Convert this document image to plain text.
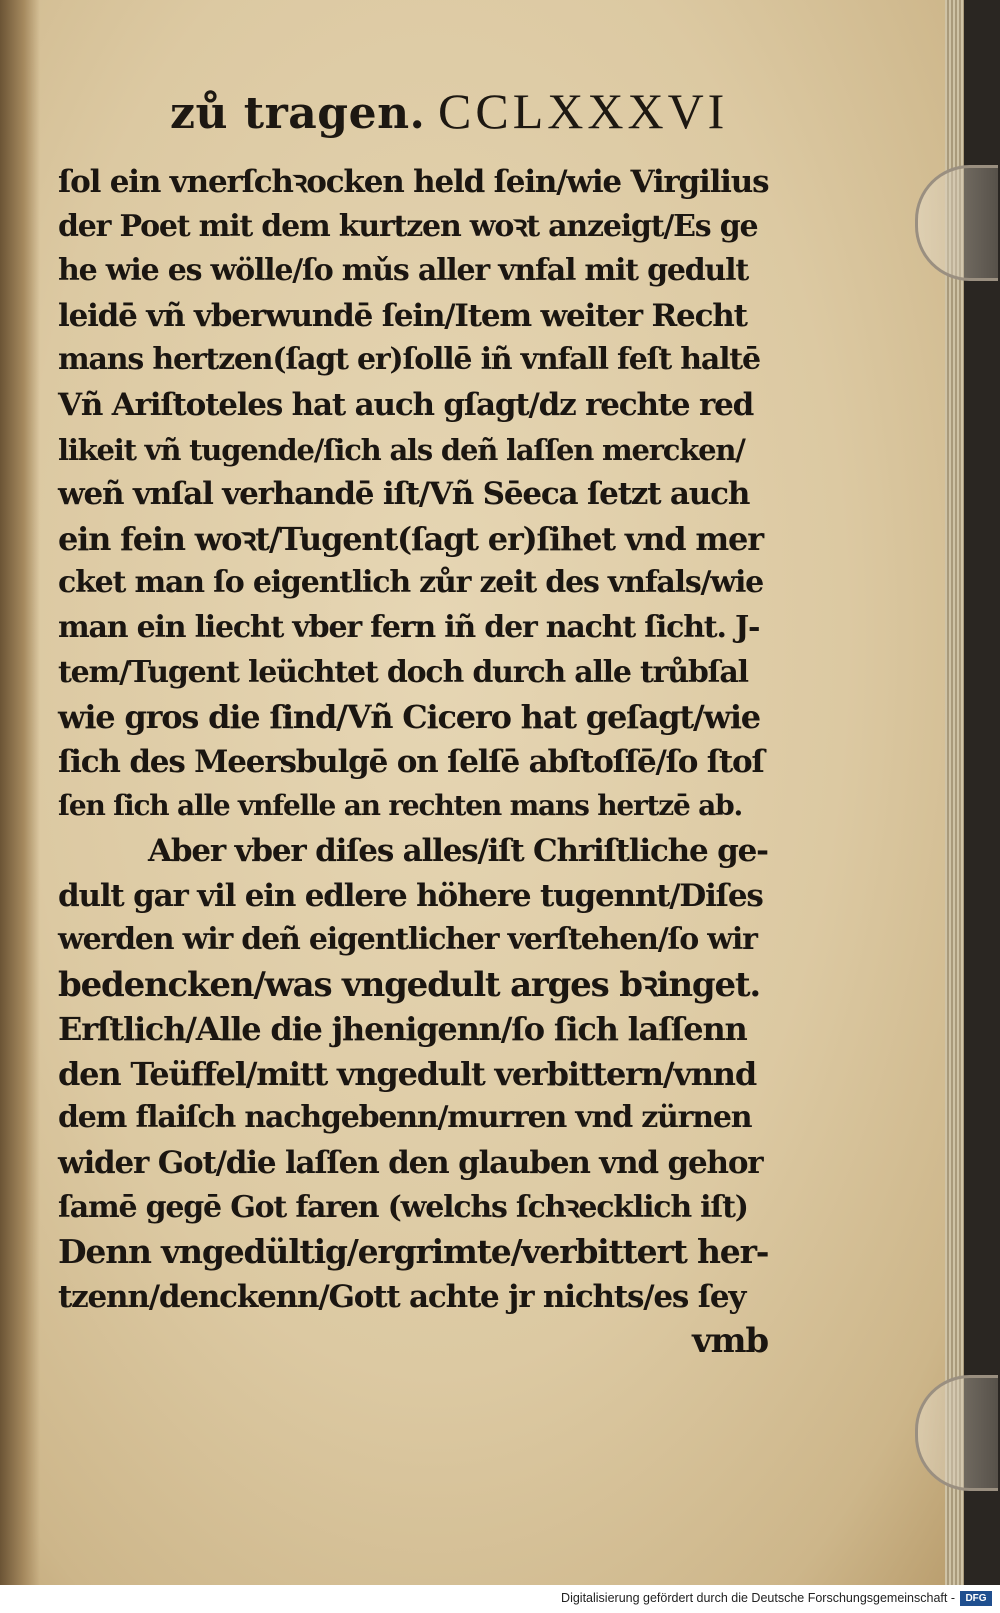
zů tragen. CCLXXXVI
ſol ein vnerſchꝛocken held ſein/wie Virgilius
der Poet mit dem kurtzen woꝛt anzeigt/Es ge
he wie es wölle/ſo mǔs aller vnfal mit gedult
leidē vñ vberwundē ſein/Item weiter Recht
mans hertzen(ſagt er)ſollē iñ vnfall feſt haltē
Vñ Ariſtoteles hat auch gſagt/dz rechte red
likeit vñ tugende/ſich als deñ laſſen mercken/
weñ vnſal verhandē iſt/Vñ Sēeca ſetzt auch
ein fein woꝛt/Tugent(ſagt er)ſihet vnd mer
cket man ſo eigentlich zůr zeit des vnfals/wie
man ein liecht vber fern iñ der nacht ſicht. J-
tem/Tugent leüchtet doch durch alle trůbſal
wie gros die ſind/Vñ Cicero hat geſagt/wie
ſich des Meersbulgē on ſelſē abſtoſſē/ſo ſtoſ
ſen ſich alle vnfelle an rechten mans hertzē ab.
Aber vber diſes alles/iſt Chriſtliche ge-
dult gar vil ein edlere höhere tugennt/Diſes
werden wir deñ eigentlicher verſtehen/ſo wir
bedencken/was vngedult arges bꝛinget.
Erſtlich/Alle die jhenigenn/ſo ſich laſſenn
den Teüffel/mitt vngedult verbittern/vnnd
dem flaiſch nachgebenn/murren vnd zürnen
wider Got/die laſſen den glauben vnd gehor
ſamē gegē Got faren (welchs ſchꝛecklich iſt)
Denn vngedültig/ergrimte/verbittert her-
tzenn/denckenn/Gott achte jr nichts/es ſey
vmb
Digitalisierung gefördert durch die Deutsche Forschungsgemeinschaft -	DFG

▸ REQUIREMENTS
All the material shown above is to be copied exactly, with no pictures carried over.

▸ PROBLEM SOLUTION
Convert this document image to plain text.
zů tragen. CCLXXXVI
ſol ein vnerſchꝛocken held ſein/wie Virgilius
der Poet mit dem kurtzen woꝛt anzeigt/Es ge
he wie es wölle/ſo mǔs aller vnfal mit gedult
leidē vñ vberwundē ſein/Item weiter Recht
mans hertzen(ſagt er)ſollē iñ vnfall feſt haltē
Vñ Ariſtoteles hat auch gſagt/dz rechte red
likeit vñ tugende/ſich als deñ laſſen mercken/
weñ vnſal verhandē iſt/Vñ Sēeca ſetzt auch
ein fein woꝛt/Tugent(ſagt er)ſihet vnd mer
cket man ſo eigentlich zůr zeit des vnfals/wie
man ein liecht vber fern iñ der nacht ſicht. J-
tem/Tugent leüchtet doch durch alle trůbſal
wie gros die ſind/Vñ Cicero hat geſagt/wie
ſich des Meersbulgē on ſelſē abſtoſſē/ſo ſtoſ
ſen ſich alle vnfelle an rechten mans hertzē ab.
Aber vber diſes alles/iſt Chriſtliche ge-
dult gar vil ein edlere höhere tugennt/Diſes
werden wir deñ eigentlicher verſtehen/ſo wir
bedencken/was vngedult arges bꝛinget.
Erſtlich/Alle die jhenigenn/ſo ſich laſſenn
den Teüffel/mitt vngedult verbittern/vnnd
dem flaiſch nachgebenn/murren vnd zürnen
wider Got/die laſſen den glauben vnd gehor
ſamē gegē Got faren (welchs ſchꝛecklich iſt)
Denn vngedültig/ergrimte/verbittert her-
tzenn/denckenn/Gott achte jr nichts/es ſey
vmb
Digitalisierung gefördert durch die Deutsche Forschungsgemeinschaft -	DFG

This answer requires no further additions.